• Directions for this task: Locate the string "giorno" in the listing below. Copy every line where it is found.

• Stored rows:
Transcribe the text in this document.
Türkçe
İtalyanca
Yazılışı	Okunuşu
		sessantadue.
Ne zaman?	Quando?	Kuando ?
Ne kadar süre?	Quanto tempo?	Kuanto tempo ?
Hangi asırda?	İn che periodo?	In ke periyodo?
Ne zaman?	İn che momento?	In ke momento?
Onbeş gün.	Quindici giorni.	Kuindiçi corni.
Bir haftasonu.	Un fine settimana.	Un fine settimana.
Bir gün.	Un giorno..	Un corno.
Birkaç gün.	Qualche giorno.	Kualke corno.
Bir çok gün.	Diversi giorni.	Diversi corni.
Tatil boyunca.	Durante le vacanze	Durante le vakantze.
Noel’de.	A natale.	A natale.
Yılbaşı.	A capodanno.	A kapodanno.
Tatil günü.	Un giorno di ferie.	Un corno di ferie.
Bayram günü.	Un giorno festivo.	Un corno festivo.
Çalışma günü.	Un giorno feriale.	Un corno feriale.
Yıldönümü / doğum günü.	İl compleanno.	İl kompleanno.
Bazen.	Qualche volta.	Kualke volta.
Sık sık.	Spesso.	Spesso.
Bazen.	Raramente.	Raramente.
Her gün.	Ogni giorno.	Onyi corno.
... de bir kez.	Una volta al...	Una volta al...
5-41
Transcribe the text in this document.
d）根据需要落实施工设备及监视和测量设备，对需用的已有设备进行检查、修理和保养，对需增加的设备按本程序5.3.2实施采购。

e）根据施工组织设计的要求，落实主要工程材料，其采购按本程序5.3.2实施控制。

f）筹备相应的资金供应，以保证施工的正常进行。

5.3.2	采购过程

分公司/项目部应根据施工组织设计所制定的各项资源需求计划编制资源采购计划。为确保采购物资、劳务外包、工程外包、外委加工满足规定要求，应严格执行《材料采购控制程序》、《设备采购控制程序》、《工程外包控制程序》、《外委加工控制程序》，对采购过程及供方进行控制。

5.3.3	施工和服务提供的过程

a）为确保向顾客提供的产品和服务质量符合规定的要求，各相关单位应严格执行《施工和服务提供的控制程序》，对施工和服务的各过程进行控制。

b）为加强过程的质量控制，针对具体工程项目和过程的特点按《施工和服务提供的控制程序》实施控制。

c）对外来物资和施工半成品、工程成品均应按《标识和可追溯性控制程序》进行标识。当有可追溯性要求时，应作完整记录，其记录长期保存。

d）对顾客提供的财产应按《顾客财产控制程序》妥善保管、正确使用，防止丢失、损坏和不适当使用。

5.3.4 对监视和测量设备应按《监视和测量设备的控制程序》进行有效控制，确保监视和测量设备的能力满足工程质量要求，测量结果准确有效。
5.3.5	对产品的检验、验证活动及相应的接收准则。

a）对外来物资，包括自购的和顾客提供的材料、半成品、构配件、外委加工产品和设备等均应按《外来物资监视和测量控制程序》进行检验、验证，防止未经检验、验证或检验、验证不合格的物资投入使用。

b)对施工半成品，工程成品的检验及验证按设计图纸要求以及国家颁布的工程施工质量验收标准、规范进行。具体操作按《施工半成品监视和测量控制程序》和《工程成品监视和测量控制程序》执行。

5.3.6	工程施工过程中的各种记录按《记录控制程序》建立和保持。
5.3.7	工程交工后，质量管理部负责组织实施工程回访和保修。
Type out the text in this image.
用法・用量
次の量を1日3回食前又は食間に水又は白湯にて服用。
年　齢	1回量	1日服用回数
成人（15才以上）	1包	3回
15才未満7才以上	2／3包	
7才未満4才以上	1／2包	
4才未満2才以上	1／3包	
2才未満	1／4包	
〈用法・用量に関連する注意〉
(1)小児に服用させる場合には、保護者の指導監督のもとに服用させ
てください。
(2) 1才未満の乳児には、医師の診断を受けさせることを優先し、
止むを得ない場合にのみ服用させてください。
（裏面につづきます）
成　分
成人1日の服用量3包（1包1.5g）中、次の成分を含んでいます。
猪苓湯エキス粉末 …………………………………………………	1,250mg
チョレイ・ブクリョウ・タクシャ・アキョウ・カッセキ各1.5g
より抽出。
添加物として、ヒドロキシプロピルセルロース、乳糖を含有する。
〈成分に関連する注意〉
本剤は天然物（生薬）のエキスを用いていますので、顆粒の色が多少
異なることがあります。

• Task output:
Bir gün.	Un giorno..	Un corno.
Birkaç gün.	Qualche giorno.	Kualke corno.
Tatil günü.	Un giorno di ferie.	Un corno di ferie.
Bayram günü.	Un giorno festivo.	Un corno festivo.
Çalışma günü.	Un giorno feriale.	Un corno feriale.
Her gün.	Ogni giorno.	Onyi corno.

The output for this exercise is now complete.